| Given entries |

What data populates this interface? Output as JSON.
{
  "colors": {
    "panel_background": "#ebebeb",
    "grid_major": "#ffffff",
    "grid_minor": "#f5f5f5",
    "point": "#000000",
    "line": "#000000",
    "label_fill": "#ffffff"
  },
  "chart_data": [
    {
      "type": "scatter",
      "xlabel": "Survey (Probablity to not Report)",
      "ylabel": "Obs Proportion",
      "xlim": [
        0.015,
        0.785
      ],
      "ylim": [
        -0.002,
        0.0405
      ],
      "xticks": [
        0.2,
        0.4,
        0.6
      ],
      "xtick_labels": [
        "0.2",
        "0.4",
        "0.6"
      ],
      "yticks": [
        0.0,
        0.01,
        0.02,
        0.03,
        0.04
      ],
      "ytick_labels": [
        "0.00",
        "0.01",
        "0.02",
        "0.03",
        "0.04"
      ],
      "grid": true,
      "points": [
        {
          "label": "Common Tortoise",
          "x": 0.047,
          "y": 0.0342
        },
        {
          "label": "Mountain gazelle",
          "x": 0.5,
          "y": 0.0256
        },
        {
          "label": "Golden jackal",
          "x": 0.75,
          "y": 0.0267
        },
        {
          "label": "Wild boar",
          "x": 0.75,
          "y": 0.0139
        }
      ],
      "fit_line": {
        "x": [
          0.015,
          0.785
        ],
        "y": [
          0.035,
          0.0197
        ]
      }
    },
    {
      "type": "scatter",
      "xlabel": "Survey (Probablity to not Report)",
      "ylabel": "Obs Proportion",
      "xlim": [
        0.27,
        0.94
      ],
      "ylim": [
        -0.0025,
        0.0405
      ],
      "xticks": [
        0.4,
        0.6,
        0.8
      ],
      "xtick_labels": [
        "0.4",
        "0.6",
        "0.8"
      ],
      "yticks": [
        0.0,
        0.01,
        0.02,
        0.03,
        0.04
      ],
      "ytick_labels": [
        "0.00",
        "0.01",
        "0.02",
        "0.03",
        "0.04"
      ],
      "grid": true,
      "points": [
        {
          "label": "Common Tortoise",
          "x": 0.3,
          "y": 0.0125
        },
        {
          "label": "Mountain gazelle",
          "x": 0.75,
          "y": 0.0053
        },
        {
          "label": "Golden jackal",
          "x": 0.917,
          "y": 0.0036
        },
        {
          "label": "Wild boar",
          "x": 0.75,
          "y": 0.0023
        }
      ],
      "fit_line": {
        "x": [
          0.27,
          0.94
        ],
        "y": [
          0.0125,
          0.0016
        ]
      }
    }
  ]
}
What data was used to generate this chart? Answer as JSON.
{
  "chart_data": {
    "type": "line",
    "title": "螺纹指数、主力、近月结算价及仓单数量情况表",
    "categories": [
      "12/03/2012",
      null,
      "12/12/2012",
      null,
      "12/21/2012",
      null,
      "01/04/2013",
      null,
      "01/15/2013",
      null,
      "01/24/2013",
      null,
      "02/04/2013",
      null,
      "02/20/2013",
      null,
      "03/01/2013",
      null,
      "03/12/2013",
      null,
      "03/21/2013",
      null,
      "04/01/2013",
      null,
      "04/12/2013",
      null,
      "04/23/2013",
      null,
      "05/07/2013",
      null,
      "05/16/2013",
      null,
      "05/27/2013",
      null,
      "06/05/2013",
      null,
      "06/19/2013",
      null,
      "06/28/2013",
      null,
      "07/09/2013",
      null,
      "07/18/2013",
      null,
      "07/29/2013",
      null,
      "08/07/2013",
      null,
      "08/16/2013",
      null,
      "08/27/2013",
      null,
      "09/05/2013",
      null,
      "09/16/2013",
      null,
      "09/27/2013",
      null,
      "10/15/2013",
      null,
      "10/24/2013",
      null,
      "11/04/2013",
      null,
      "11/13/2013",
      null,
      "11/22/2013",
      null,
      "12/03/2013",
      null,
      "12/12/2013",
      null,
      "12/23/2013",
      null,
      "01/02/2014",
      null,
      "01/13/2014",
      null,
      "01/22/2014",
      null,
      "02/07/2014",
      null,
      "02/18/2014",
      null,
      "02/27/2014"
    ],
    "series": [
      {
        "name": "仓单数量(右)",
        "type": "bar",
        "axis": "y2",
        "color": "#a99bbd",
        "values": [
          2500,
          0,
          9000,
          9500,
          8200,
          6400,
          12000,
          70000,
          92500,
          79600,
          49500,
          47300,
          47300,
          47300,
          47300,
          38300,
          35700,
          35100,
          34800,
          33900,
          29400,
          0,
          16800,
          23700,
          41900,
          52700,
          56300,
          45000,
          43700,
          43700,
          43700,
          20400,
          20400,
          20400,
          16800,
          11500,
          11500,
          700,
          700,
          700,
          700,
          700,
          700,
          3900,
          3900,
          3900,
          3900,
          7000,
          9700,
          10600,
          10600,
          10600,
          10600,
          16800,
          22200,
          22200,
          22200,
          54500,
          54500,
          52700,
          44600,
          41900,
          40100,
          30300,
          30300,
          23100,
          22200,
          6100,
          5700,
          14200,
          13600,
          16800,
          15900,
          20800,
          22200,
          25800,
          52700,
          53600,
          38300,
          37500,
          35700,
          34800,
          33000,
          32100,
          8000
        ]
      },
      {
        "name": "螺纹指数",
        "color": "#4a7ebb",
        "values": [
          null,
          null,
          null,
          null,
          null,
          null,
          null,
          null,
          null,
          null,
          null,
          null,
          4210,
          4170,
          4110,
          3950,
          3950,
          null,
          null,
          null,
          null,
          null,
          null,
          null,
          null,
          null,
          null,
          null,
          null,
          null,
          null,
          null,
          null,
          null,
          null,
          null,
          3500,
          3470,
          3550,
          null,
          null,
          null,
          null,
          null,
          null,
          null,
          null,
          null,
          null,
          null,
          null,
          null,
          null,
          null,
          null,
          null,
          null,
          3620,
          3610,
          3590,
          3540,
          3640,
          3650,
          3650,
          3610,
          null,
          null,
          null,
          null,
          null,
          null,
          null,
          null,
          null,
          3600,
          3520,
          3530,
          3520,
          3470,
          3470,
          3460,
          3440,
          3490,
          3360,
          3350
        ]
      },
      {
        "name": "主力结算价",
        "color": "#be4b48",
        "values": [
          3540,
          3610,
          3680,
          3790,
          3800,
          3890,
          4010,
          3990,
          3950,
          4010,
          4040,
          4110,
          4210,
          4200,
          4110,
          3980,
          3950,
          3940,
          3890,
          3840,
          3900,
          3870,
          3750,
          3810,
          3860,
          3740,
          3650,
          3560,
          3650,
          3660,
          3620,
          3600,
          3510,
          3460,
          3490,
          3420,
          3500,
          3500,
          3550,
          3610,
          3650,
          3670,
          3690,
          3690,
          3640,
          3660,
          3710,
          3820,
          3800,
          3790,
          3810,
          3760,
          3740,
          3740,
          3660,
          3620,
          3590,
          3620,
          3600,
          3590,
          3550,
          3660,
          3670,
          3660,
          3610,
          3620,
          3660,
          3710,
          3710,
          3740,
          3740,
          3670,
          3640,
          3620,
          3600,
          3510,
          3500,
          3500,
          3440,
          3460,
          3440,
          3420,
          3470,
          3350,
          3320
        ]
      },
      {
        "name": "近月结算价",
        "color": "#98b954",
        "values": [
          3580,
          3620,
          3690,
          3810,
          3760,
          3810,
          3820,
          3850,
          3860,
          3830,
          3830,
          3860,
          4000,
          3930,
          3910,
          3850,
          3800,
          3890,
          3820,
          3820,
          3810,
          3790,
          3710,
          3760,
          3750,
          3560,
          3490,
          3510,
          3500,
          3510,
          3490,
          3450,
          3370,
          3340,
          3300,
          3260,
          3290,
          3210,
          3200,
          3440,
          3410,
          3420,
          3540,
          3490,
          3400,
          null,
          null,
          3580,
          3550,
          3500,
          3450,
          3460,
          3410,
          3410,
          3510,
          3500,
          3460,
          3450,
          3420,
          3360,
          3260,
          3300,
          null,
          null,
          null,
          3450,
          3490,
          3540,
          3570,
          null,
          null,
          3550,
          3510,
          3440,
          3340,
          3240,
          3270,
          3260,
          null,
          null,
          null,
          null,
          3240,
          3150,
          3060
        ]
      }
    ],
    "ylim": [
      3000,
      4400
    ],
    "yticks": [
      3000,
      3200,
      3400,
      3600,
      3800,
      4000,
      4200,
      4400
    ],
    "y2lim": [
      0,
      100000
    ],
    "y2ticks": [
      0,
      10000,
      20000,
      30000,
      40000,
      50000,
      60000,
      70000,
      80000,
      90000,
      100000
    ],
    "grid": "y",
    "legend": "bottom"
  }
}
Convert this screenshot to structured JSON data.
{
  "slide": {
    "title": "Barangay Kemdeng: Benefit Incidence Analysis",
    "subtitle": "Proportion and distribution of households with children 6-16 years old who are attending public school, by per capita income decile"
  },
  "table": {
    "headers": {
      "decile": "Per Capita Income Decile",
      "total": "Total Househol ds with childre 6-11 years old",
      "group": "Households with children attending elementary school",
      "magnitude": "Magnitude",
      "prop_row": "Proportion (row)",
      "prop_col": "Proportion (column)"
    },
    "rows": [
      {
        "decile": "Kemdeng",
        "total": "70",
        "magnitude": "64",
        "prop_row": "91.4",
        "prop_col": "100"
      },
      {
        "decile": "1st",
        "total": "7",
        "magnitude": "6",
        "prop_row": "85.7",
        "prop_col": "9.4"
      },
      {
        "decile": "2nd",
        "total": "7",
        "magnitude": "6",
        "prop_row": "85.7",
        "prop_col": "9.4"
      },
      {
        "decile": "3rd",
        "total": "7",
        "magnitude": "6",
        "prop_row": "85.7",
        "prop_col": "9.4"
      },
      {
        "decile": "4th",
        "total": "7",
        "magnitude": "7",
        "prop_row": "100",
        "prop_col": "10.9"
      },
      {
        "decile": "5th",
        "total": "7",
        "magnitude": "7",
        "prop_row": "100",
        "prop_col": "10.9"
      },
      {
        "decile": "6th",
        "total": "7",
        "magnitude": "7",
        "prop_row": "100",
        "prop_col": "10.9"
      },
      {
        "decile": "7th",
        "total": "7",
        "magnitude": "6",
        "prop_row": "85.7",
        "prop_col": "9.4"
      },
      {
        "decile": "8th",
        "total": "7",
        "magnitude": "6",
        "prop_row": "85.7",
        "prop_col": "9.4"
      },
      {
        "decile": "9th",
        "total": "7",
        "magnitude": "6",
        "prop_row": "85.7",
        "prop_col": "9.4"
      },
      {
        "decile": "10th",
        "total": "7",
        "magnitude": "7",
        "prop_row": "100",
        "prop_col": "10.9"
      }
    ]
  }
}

| Short task |
Write out every line of the listing that holds the word "school".

| Exercise output |
    "subtitle": "Proportion and distribution of households with children 6-16 years old who are attending public school, by per capita income decile"
      "group": "Households with children attending elementary school",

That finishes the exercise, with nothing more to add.